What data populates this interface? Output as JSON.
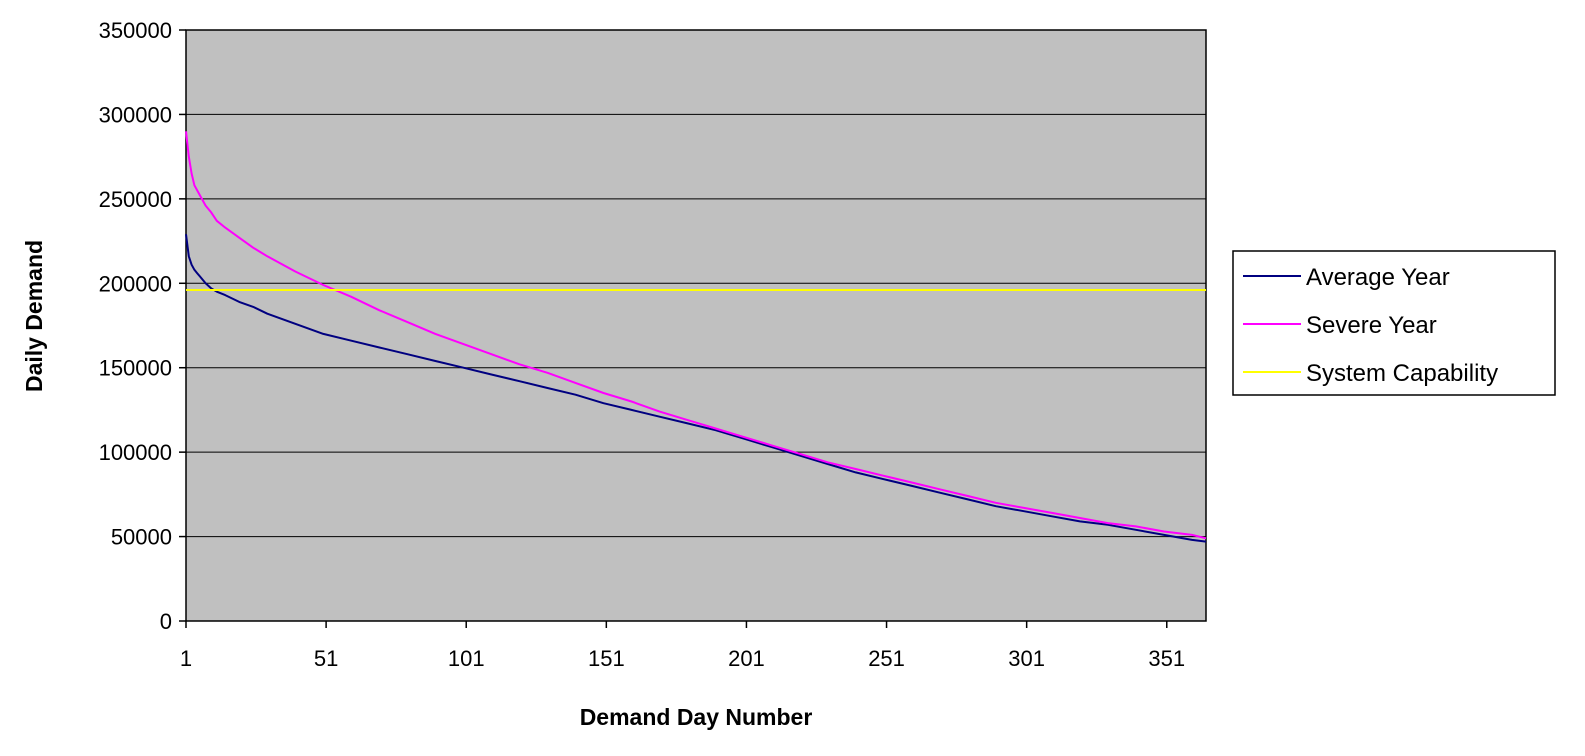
{
  "chart_data": {
    "type": "line",
    "title": "",
    "xlabel": "Demand Day Number",
    "ylabel": "Daily Demand",
    "xlim": [
      1,
      365
    ],
    "ylim": [
      0,
      350000
    ],
    "x_ticks": [
      1,
      51,
      101,
      151,
      201,
      251,
      301,
      351
    ],
    "y_ticks": [
      0,
      50000,
      100000,
      150000,
      200000,
      250000,
      300000,
      350000
    ],
    "x_tick_labels": [
      "1",
      "51",
      "101",
      "151",
      "201",
      "251",
      "301",
      "351"
    ],
    "y_tick_labels": [
      "0",
      "50000",
      "100000",
      "150000",
      "200000",
      "250000",
      "300000",
      "350000"
    ],
    "grid": "horizontal",
    "plot_background": "#c0c0c0",
    "legend_position": "right",
    "series": [
      {
        "name": "Average Year",
        "color": "#000080",
        "x": [
          1,
          2,
          3,
          4,
          5,
          6,
          8,
          10,
          12,
          15,
          20,
          25,
          30,
          40,
          50,
          60,
          70,
          80,
          90,
          100,
          110,
          120,
          130,
          140,
          150,
          160,
          170,
          180,
          190,
          200,
          210,
          220,
          230,
          240,
          250,
          260,
          270,
          280,
          290,
          300,
          310,
          320,
          330,
          340,
          350,
          360,
          365
        ],
        "y": [
          229000,
          216000,
          211000,
          208000,
          206000,
          204000,
          200000,
          197000,
          195000,
          193000,
          189000,
          186000,
          182000,
          176000,
          170000,
          166000,
          162000,
          158000,
          154000,
          150000,
          146000,
          142000,
          138000,
          134000,
          129000,
          125000,
          121000,
          117000,
          113000,
          108000,
          103000,
          98000,
          93000,
          88000,
          84000,
          80000,
          76000,
          72000,
          68000,
          65000,
          62000,
          59000,
          57000,
          54000,
          51000,
          48000,
          47000
        ]
      },
      {
        "name": "Severe Year",
        "color": "#ff00ff",
        "x": [
          1,
          2,
          3,
          4,
          5,
          6,
          8,
          10,
          12,
          15,
          20,
          25,
          30,
          40,
          50,
          60,
          70,
          80,
          90,
          100,
          110,
          120,
          130,
          140,
          150,
          160,
          170,
          180,
          190,
          200,
          210,
          220,
          230,
          240,
          250,
          260,
          270,
          280,
          290,
          300,
          310,
          320,
          330,
          340,
          350,
          360,
          365
        ],
        "y": [
          290000,
          275000,
          265000,
          258000,
          255000,
          252000,
          246000,
          242000,
          237000,
          233000,
          227000,
          221000,
          216000,
          207000,
          199000,
          192000,
          184000,
          177000,
          170000,
          164000,
          158000,
          152000,
          147000,
          141000,
          135000,
          130000,
          124000,
          119000,
          114000,
          109000,
          104000,
          99000,
          94000,
          90000,
          86000,
          82000,
          78000,
          74000,
          70000,
          67000,
          64000,
          61000,
          58000,
          56000,
          53000,
          51000,
          49000
        ]
      },
      {
        "name": "System Capability",
        "color": "#ffff00",
        "x": [
          1,
          365
        ],
        "y": [
          196000,
          196000
        ]
      }
    ]
  }
}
- - - - - - -
### Exercise objective
Read through the entries and copy every line that includes "color".

### Task answer
        "color": "#000080",
        "color": "#ff00ff",
        "color": "#ffff00",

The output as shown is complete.